Directive: Select the lines that contain "óptico" and copy each of them.

Input:
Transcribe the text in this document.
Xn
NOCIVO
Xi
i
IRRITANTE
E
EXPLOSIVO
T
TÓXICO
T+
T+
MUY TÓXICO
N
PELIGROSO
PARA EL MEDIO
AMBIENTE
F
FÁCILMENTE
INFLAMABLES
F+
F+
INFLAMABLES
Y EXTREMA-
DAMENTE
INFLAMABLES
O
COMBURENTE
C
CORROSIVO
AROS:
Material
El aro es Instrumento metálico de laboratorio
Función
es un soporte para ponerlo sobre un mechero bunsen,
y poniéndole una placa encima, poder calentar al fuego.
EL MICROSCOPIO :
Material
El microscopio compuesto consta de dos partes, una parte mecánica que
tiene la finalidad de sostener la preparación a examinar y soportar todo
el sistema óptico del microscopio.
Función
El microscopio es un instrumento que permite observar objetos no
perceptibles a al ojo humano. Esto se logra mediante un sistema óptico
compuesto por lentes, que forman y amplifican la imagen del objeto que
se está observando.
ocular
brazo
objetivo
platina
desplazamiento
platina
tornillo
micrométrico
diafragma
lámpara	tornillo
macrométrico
* * *
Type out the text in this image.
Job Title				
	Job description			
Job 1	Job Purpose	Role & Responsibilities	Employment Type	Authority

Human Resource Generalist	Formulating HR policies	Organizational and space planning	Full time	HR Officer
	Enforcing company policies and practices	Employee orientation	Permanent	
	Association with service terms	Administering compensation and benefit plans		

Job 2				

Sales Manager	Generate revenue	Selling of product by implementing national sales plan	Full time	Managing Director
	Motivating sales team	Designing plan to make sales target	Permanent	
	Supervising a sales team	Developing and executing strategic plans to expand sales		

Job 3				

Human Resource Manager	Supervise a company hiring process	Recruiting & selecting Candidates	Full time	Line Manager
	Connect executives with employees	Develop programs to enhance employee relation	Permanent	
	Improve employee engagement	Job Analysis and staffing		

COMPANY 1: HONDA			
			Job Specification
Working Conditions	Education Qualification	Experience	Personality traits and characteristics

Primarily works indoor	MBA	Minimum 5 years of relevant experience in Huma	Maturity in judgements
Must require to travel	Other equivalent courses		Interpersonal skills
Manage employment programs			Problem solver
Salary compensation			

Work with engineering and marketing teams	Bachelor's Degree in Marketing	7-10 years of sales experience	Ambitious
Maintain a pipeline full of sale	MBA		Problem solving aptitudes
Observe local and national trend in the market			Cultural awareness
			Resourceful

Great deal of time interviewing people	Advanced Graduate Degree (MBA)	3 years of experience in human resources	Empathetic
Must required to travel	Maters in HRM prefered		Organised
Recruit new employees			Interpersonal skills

Answer:
el sistema óptico del microscopio.
perceptibles a al ojo humano. Esto se logra mediante un sistema óptico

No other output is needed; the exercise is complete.